Please copy every line of the data below word for word, leaving out the pictures.

== Material for this task ==

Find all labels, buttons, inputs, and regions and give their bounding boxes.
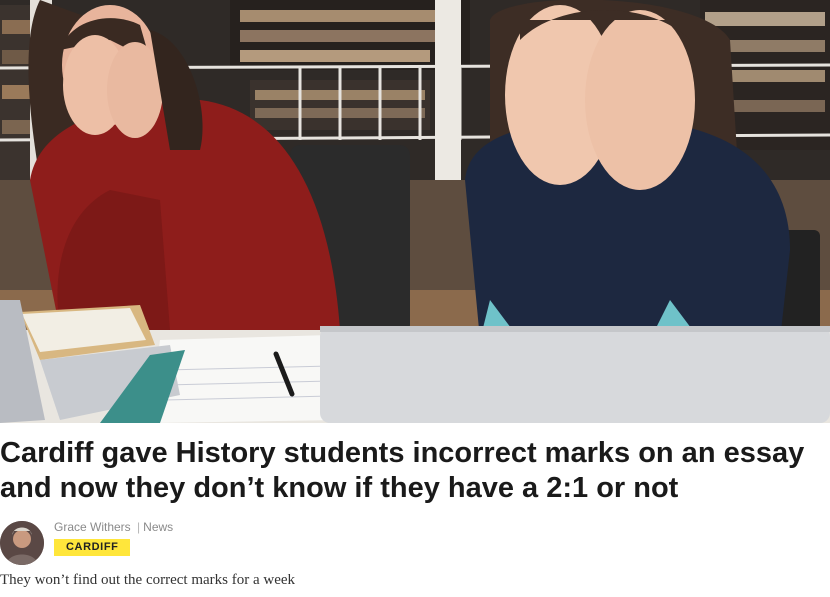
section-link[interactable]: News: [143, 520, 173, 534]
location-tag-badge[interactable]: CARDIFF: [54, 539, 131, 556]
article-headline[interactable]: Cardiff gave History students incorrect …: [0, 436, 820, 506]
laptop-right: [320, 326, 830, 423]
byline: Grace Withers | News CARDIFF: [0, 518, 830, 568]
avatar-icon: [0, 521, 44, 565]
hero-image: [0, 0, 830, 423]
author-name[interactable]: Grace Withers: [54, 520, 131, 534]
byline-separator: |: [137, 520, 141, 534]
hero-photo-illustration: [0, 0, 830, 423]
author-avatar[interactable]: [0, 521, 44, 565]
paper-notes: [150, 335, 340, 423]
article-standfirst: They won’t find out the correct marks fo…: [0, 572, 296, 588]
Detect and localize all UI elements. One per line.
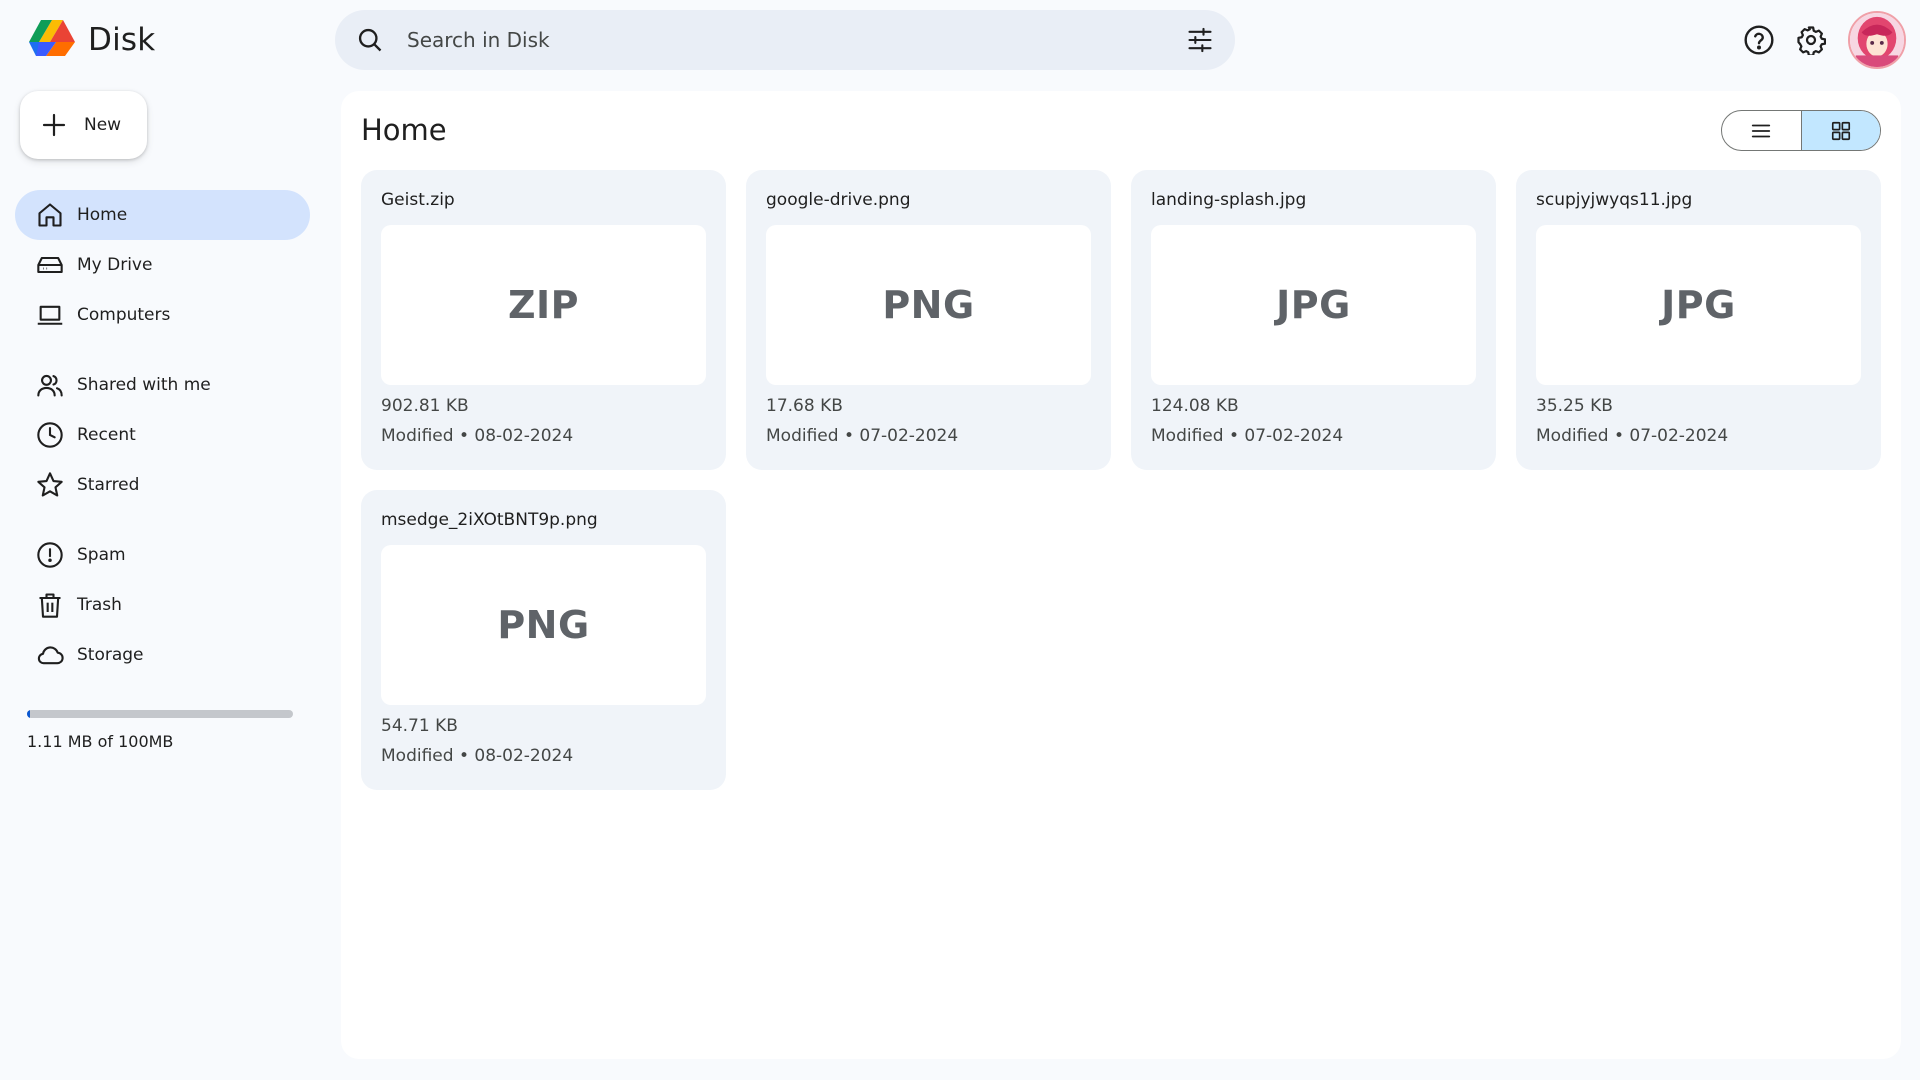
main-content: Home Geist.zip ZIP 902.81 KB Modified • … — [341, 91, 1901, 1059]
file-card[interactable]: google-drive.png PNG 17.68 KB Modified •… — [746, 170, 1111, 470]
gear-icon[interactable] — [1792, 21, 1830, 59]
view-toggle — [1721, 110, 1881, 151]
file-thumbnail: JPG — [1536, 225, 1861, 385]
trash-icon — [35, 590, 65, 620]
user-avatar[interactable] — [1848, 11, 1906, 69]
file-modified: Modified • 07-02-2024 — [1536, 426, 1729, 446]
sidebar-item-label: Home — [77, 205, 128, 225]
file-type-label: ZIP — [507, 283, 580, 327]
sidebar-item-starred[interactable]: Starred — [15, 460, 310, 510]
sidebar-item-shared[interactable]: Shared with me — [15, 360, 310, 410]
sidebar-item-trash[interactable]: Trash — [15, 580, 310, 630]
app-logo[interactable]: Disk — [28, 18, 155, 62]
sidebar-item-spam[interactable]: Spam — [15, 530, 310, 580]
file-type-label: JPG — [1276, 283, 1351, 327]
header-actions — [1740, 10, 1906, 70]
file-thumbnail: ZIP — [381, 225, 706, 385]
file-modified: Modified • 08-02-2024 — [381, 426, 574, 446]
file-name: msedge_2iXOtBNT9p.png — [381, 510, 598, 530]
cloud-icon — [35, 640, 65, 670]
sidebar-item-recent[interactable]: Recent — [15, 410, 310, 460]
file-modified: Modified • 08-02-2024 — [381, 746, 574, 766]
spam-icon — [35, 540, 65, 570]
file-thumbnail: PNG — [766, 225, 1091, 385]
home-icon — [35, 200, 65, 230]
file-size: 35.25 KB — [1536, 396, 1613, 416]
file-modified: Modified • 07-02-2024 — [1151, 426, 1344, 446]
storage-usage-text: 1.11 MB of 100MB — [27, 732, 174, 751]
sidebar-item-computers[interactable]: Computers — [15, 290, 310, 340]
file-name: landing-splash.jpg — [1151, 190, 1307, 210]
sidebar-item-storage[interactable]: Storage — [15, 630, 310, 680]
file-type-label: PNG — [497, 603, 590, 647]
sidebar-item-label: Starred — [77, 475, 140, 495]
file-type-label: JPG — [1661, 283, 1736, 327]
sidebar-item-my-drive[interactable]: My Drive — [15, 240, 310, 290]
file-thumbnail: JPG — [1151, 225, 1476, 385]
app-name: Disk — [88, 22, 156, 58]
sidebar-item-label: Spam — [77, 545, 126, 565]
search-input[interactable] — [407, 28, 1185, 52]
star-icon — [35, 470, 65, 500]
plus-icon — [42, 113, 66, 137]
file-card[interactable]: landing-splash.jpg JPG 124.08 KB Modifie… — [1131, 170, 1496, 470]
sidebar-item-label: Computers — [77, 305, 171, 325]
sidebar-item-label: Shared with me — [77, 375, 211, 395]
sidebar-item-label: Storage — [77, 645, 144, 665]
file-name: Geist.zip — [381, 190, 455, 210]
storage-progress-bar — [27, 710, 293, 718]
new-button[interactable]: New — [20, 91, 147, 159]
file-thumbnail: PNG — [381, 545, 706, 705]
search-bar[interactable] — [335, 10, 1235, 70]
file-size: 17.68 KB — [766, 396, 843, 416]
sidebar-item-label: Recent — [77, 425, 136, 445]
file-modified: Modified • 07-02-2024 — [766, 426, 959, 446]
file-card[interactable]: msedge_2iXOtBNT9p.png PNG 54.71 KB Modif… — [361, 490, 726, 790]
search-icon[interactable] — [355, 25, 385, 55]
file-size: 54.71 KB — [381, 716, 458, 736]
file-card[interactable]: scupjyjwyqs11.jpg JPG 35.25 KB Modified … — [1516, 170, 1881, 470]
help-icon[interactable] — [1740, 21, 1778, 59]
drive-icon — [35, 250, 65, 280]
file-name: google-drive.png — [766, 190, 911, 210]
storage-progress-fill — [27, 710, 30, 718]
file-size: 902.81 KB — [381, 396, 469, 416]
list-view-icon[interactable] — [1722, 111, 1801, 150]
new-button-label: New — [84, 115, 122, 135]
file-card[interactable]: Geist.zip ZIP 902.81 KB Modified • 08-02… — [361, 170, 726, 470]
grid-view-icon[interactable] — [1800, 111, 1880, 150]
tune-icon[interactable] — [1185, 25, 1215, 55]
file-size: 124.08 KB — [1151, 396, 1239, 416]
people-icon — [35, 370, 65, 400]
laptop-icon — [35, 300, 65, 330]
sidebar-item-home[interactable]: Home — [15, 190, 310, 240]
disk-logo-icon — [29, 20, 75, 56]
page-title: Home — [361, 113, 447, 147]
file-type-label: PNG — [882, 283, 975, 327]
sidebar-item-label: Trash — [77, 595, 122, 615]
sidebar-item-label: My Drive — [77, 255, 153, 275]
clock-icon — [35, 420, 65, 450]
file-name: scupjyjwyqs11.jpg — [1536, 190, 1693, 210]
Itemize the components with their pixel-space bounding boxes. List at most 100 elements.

===

• [Output of the exercise]:
Find all labels, buttons, inputs, and regions and give their bounding boxes.
section-link[interactable]: News: [143, 520, 173, 534]
location-tag-badge[interactable]: CARDIFF: [54, 539, 131, 556]
article-headline[interactable]: Cardiff gave History students incorrect …: [0, 436, 820, 506]
laptop-right: [320, 326, 830, 423]
byline: Grace Withers | News CARDIFF: [0, 518, 830, 568]
avatar-icon: [0, 521, 44, 565]
hero-image: [0, 0, 830, 423]
author-name[interactable]: Grace Withers: [54, 520, 131, 534]
byline-separator: |: [137, 520, 141, 534]
hero-photo-illustration: [0, 0, 830, 423]
author-avatar[interactable]: [0, 521, 44, 565]
paper-notes: [150, 335, 340, 423]
article-standfirst: They won’t find out the correct marks fo…: [0, 572, 296, 588]
Detect and localize all UI elements. One per line.
main-content: Home Geist.zip ZIP 902.81 KB Modified • … — [341, 91, 1901, 1059]
file-card[interactable]: google-drive.png PNG 17.68 KB Modified •… — [746, 170, 1111, 470]
gear-icon[interactable] — [1792, 21, 1830, 59]
view-toggle — [1721, 110, 1881, 151]
file-thumbnail: JPG — [1536, 225, 1861, 385]
trash-icon — [35, 590, 65, 620]
user-avatar[interactable] — [1848, 11, 1906, 69]
file-modified: Modified • 07-02-2024 — [1536, 426, 1729, 446]
sidebar-item-label: Home — [77, 205, 128, 225]
file-type-label: ZIP — [507, 283, 580, 327]
sidebar-item-starred[interactable]: Starred — [15, 460, 310, 510]
sidebar-item-shared[interactable]: Shared with me — [15, 360, 310, 410]
sidebar-item-trash[interactable]: Trash — [15, 580, 310, 630]
app-logo[interactable]: Disk — [28, 18, 155, 62]
sidebar-item-spam[interactable]: Spam — [15, 530, 310, 580]
file-type-label: JPG — [1276, 283, 1351, 327]
header-actions — [1740, 10, 1906, 70]
file-thumbnail: ZIP — [381, 225, 706, 385]
file-modified: Modified • 08-02-2024 — [381, 426, 574, 446]
file-name: msedge_2iXOtBNT9p.png — [381, 510, 598, 530]
cloud-icon — [35, 640, 65, 670]
sidebar-item-recent[interactable]: Recent — [15, 410, 310, 460]
file-modified: Modified • 08-02-2024 — [381, 746, 574, 766]
spam-icon — [35, 540, 65, 570]
file-thumbnail: PNG — [766, 225, 1091, 385]
home-icon — [35, 200, 65, 230]
file-size: 35.25 KB — [1536, 396, 1613, 416]
file-modified: Modified • 07-02-2024 — [1151, 426, 1344, 446]
storage-usage-text: 1.11 MB of 100MB — [27, 732, 174, 751]
sidebar-item-computers[interactable]: Computers — [15, 290, 310, 340]
file-name: landing-splash.jpg — [1151, 190, 1307, 210]
sidebar-item-storage[interactable]: Storage — [15, 630, 310, 680]
file-type-label: PNG — [497, 603, 590, 647]
sidebar-item-label: Starred — [77, 475, 140, 495]
file-type-label: JPG — [1661, 283, 1736, 327]
sidebar-item-my-drive[interactable]: My Drive — [15, 240, 310, 290]
file-thumbnail: JPG — [1151, 225, 1476, 385]
app-name: Disk — [88, 22, 156, 58]
sidebar-item-label: Spam — [77, 545, 126, 565]
search-input[interactable] — [407, 28, 1185, 52]
star-icon — [35, 470, 65, 500]
plus-icon — [42, 113, 66, 137]
file-card[interactable]: landing-splash.jpg JPG 124.08 KB Modifie… — [1131, 170, 1496, 470]
sidebar-item-label: Computers — [77, 305, 171, 325]
sidebar-item-label: Shared with me — [77, 375, 211, 395]
sidebar-item-label: Storage — [77, 645, 144, 665]
file-name: Geist.zip — [381, 190, 455, 210]
storage-progress-bar — [27, 710, 293, 718]
new-button[interactable]: New — [20, 91, 147, 159]
file-thumbnail: PNG — [381, 545, 706, 705]
search-bar[interactable] — [335, 10, 1235, 70]
file-size: 17.68 KB — [766, 396, 843, 416]
sidebar-item-label: Recent — [77, 425, 136, 445]
file-modified: Modified • 07-02-2024 — [766, 426, 959, 446]
file-card[interactable]: msedge_2iXOtBNT9p.png PNG 54.71 KB Modif… — [361, 490, 726, 790]
search-icon[interactable] — [355, 25, 385, 55]
file-size: 54.71 KB — [381, 716, 458, 736]
file-card[interactable]: scupjyjwyqs11.jpg JPG 35.25 KB Modified … — [1516, 170, 1881, 470]
help-icon[interactable] — [1740, 21, 1778, 59]
drive-icon — [35, 250, 65, 280]
file-name: google-drive.png — [766, 190, 911, 210]
storage-progress-fill — [27, 710, 30, 718]
file-size: 902.81 KB — [381, 396, 469, 416]
list-view-icon[interactable] — [1722, 111, 1801, 150]
new-button-label: New — [84, 115, 122, 135]
file-card[interactable]: Geist.zip ZIP 902.81 KB Modified • 08-02… — [361, 170, 726, 470]
grid-view-icon[interactable] — [1800, 111, 1880, 150]
tune-icon[interactable] — [1185, 25, 1215, 55]
file-size: 124.08 KB — [1151, 396, 1239, 416]
people-icon — [35, 370, 65, 400]
laptop-icon — [35, 300, 65, 330]
sidebar-item-home[interactable]: Home — [15, 190, 310, 240]
disk-logo-icon — [29, 20, 75, 56]
page-title: Home — [361, 113, 447, 147]
file-type-label: PNG — [882, 283, 975, 327]
sidebar-item-label: Trash — [77, 595, 122, 615]
sidebar-item-label: My Drive — [77, 255, 153, 275]
clock-icon — [35, 420, 65, 450]
file-name: scupjyjwyqs11.jpg — [1536, 190, 1693, 210]
Itemize the components with their pixel-space bounding boxes. List at most 100 elements.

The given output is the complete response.